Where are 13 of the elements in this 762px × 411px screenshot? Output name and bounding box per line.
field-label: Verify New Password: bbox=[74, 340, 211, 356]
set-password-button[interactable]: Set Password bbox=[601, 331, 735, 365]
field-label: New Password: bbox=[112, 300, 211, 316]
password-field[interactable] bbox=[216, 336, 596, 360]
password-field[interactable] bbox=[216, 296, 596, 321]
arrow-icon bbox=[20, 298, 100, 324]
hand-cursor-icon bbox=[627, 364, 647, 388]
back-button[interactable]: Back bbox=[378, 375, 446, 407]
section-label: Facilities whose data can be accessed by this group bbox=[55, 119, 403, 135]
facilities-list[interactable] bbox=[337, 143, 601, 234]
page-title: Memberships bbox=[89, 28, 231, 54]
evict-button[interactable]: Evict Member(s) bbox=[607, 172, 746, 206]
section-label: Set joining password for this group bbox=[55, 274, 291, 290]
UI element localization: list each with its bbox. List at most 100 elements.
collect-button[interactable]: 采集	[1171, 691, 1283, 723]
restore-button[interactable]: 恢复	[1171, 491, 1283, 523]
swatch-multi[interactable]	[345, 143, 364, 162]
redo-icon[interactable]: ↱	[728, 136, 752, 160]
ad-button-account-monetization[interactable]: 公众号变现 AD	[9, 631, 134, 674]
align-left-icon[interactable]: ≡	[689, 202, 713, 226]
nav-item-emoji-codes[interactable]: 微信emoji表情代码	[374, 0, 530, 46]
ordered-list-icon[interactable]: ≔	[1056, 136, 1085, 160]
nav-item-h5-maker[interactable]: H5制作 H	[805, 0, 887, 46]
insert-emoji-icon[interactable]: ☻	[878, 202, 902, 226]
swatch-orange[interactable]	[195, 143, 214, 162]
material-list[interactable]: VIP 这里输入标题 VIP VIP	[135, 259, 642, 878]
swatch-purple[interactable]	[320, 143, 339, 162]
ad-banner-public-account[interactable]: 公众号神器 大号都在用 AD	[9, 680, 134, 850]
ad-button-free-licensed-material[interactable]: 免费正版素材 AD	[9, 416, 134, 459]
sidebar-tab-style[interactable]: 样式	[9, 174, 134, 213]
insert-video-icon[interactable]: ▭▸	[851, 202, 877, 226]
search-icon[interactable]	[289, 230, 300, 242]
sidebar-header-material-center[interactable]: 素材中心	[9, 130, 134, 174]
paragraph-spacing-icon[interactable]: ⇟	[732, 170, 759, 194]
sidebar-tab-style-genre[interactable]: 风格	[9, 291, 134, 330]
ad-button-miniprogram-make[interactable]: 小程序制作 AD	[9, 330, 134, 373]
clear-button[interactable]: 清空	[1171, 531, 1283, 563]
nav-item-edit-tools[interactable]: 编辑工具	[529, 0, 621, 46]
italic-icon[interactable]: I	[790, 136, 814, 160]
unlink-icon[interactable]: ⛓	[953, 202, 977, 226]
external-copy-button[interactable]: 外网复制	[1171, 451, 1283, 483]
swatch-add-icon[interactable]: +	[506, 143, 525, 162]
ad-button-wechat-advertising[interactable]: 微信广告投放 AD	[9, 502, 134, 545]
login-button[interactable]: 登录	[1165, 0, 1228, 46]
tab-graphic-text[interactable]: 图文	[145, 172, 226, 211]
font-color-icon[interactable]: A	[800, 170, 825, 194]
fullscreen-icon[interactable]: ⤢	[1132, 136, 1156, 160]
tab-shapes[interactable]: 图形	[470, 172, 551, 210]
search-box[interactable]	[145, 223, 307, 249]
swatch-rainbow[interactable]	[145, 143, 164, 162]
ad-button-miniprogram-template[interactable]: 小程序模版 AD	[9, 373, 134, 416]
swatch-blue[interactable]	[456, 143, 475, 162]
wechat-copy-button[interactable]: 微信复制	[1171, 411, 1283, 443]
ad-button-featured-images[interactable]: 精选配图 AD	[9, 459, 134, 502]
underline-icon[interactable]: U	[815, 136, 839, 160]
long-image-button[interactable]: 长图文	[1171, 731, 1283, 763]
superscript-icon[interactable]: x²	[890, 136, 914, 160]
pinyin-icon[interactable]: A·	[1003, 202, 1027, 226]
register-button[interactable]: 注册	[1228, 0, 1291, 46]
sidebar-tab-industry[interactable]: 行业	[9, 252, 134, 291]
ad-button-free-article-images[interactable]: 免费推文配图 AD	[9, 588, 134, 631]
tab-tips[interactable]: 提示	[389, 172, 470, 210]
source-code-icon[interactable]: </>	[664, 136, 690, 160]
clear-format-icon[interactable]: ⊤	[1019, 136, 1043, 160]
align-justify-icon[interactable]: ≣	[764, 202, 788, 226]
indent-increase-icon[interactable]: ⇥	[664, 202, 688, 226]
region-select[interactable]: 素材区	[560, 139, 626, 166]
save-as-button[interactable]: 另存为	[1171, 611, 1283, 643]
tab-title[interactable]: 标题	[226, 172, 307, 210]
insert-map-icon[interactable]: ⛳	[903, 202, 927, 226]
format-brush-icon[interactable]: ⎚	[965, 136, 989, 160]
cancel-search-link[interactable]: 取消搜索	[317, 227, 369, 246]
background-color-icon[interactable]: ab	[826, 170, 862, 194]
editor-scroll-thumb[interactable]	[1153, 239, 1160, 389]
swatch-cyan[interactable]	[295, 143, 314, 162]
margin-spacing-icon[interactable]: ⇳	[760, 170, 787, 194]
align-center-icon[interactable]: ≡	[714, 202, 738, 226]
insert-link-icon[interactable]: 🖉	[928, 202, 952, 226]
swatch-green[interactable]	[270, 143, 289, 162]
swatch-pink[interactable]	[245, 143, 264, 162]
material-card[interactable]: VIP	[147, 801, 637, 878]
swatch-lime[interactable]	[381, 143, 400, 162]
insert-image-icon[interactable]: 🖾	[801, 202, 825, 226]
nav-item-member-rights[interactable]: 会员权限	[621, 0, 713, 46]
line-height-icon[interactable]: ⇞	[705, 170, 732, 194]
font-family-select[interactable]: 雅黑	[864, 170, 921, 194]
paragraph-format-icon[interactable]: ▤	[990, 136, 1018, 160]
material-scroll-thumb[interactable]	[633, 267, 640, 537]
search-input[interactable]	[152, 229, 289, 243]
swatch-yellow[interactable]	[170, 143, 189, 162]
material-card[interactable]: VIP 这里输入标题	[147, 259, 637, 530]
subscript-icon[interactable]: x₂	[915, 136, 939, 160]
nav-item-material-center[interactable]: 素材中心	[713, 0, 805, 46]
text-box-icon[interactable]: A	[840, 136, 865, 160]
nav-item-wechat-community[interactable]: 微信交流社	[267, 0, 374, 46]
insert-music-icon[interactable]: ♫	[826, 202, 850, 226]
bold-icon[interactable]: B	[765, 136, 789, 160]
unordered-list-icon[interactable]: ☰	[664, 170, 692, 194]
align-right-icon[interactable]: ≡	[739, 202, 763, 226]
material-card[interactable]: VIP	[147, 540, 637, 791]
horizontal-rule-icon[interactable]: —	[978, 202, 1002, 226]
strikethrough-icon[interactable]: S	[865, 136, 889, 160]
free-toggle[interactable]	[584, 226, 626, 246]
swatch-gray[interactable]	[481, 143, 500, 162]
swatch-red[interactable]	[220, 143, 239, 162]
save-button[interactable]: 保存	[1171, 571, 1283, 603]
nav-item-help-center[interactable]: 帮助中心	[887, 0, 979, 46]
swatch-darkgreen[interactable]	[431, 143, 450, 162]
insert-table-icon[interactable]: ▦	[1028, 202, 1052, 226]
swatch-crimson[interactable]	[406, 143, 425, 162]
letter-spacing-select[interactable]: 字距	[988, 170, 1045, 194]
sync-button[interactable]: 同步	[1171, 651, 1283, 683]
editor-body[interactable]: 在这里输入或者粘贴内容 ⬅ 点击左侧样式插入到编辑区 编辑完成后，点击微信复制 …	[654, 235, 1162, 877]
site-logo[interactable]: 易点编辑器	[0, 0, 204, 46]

Task to complete
Extract every line of the data above that contains the string "font". Treat uppercase and lowercase letters as distinct.

The completed task
font-color-icon[interactable]: A	[800, 170, 825, 194]
font-family-select[interactable]: 雅黑	[864, 170, 921, 194]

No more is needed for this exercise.